= WHAT YOU NEED TO DO =
Whenever a line contains the string "small", copy it out of the entries.

Records excerpted from a collection
________________________________________

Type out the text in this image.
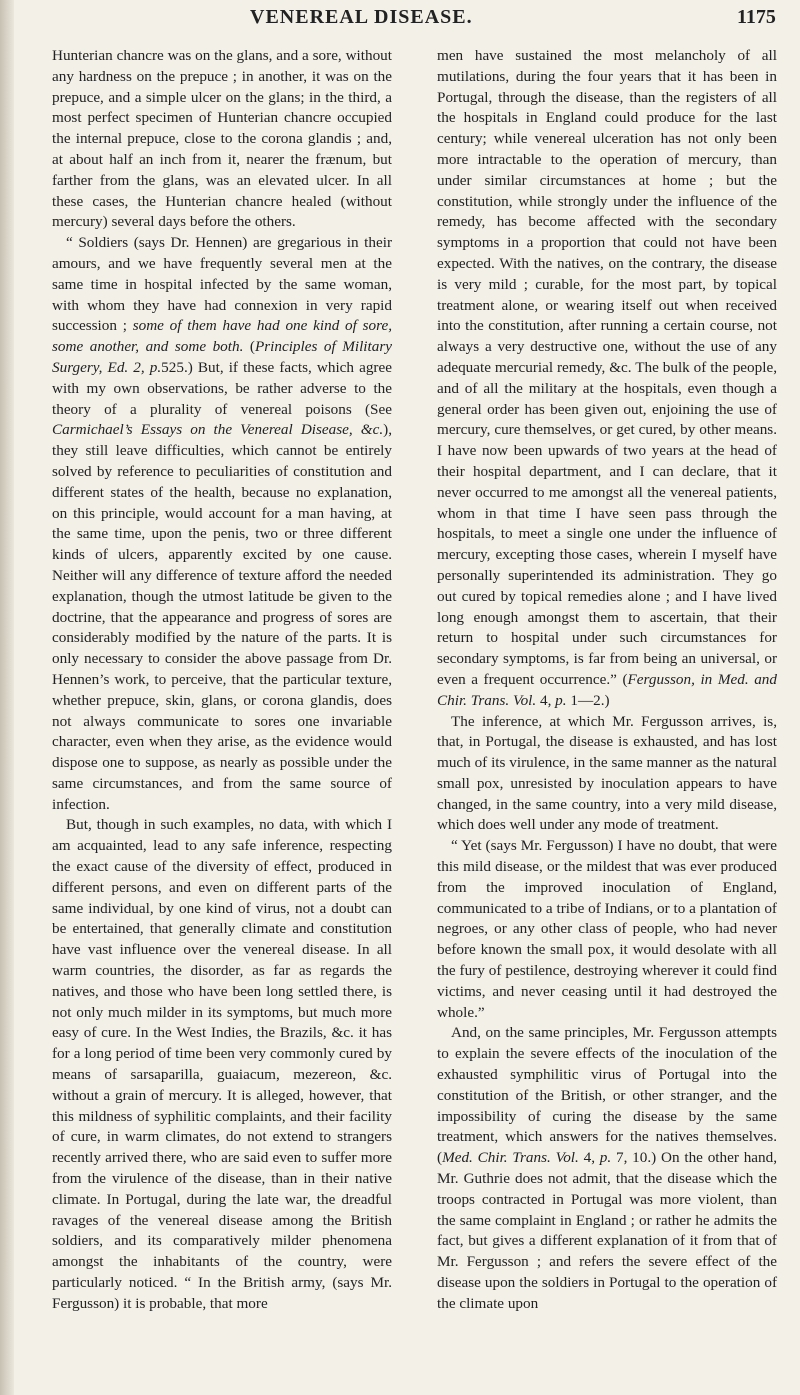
VENEREAL DISEASE.	1175

Hunterian chancre was on the glans, and a sore, without any hardness on the prepuce ; in another, it was on the prepuce, and a simple ulcer on the glans; in the third, a most perfect specimen of Hunterian chancre occupied the internal prepuce, close to the corona glandis ; and, at about half an inch from it, nearer the frænum, but farther from the glans, was an elevated ulcer. In all these cases, the Hunterian chancre healed (without mercury) several days before the others.

“ Soldiers (says Dr. Hennen) are gregarious in their amours, and we have frequently several men at the same time in hospital infected by the same woman, with whom they have had connexion in very rapid succession ; some of them have had one kind of sore, some another, and some both. (Principles of Military Surgery, Ed. 2, p.525.) But, if these facts, which agree with my own observations, be rather adverse to the theory of a plurality of venereal poisons (See Carmichael’s Essays on the Venereal Disease, &c.), they still leave difficulties, which cannot be entirely solved by reference to peculiarities of constitution and different states of the health, because no explanation, on this principle, would account for a man having, at the same time, upon the penis, two or three different kinds of ulcers, apparently excited by one cause. Neither will any difference of texture afford the needed explanation, though the utmost latitude be given to the doctrine, that the appearance and progress of sores are considerably modified by the nature of the parts. It is only necessary to consider the above passage from Dr. Hennen’s work, to perceive, that the particular texture, whether prepuce, skin, glans, or corona glandis, does not always communicate to sores one invariable character, even when they arise, as the evidence would dispose one to suppose, as nearly as possible under the same circumstances, and from the same source of infection.

But, though in such examples, no data, with which I am acquainted, lead to any safe inference, respecting the exact cause of the diversity of effect, produced in different persons, and even on different parts of the same individual, by one kind of virus, not a doubt can be entertained, that generally climate and constitution have vast influence over the venereal disease. In all warm countries, the disorder, as far as regards the natives, and those who have been long settled there, is not only much milder in its symptoms, but much more easy of cure. In the West Indies, the Brazils, &c. it has for a long period of time been very commonly cured by means of sarsaparilla, guaiacum, mezereon, &c. without a grain of mercury. It is alleged, however, that this mildness of syphilitic complaints, and their facility of cure, in warm climates, do not extend to strangers recently arrived there, who are said even to suffer more from the virulence of the disease, than in their native climate. In Portugal, during the late war, the dreadful ravages of the venereal disease among the British soldiers, and its comparatively milder phenomena amongst the inhabitants of the country, were particularly noticed. “ In the British army, (says Mr. Fergusson) it is probable, that more

men have sustained the most melancholy of all mutilations, during the four years that it has been in Portugal, through the disease, than the registers of all the hospitals in England could produce for the last century; while venereal ulceration has not only been more intractable to the operation of mercury, than under similar circumstances at home ; but the constitution, while strongly under the influence of the remedy, has become affected with the secondary symptoms in a proportion that could not have been expected. With the natives, on the contrary, the disease is very mild ; curable, for the most part, by topical treatment alone, or wearing itself out when received into the constitution, after running a certain course, not always a very destructive one, without the use of any adequate mercurial remedy, &c. The bulk of the people, and of all the military at the hospitals, even though a general order has been given out, enjoining the use of mercury, cure themselves, or get cured, by other means. I have now been upwards of two years at the head of their hospital department, and I can declare, that it never occurred to me amongst all the venereal patients, whom in that time I have seen pass through the hospitals, to meet a single one under the influence of mercury, excepting those cases, wherein I myself have personally superintended its administration. They go out cured by topical remedies alone ; and I have lived long enough amongst them to ascertain, that their return to hospital under such circumstances for secondary symptoms, is far from being an universal, or even a frequent occurrence.” (Fergusson, in Med. and Chir. Trans. Vol. 4, p. 1—2.)

The inference, at which Mr. Fergusson arrives, is, that, in Portugal, the disease is exhausted, and has lost much of its virulence, in the same manner as the natural small pox, unresisted by inoculation appears to have changed, in the same country, into a very mild disease, which does well under any mode of treatment.

“ Yet (says Mr. Fergusson) I have no doubt, that were this mild disease, or the mildest that was ever produced from the improved inoculation of England, communicated to a tribe of Indians, or to a plantation of negroes, or any other class of people, who had never before known the small pox, it would desolate with all the fury of pestilence, destroying wherever it could find victims, and never ceasing until it had destroyed the whole.”

And, on the same principles, Mr. Fergusson attempts to explain the severe effects of the inoculation of the exhausted symphilitic virus of Portugal into the constitution of the British, or other stranger, and the impossibility of curing the disease by the same treatment, which answers for the natives themselves. (Med. Chir. Trans. Vol. 4, p. 7, 10.) On the other hand, Mr. Guthrie does not admit, that the disease which the troops contracted in Portugal was more violent, than the same complaint in England ; or rather he admits the fact, but gives a different explanation of it from that of Mr. Fergusson ; and refers the severe effect of the disease upon the soldiers in Portugal to the operation of the climate upon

________________________________________

= YOUR SOLUTION =
The inference, at which Mr. Fergusson arrives, is, that, in Portugal, the disease is exhausted, and has lost much of its virulence, in the same manner as the natural small pox, unresisted by inoculation appears to have changed, in the same country, into a very mild disease, which does well under any mode of treatment.
“ Yet (says Mr. Fergusson) I have no doubt, that were this mild disease, or the mildest that was ever produced from the improved inoculation of England, communicated to a tribe of Indians, or to a plantation of negroes, or any other class of people, who had never before known the small pox, it would desolate with all the fury of pestilence, destroying wherever it could find victims, and never ceasing until it had destroyed the whole.”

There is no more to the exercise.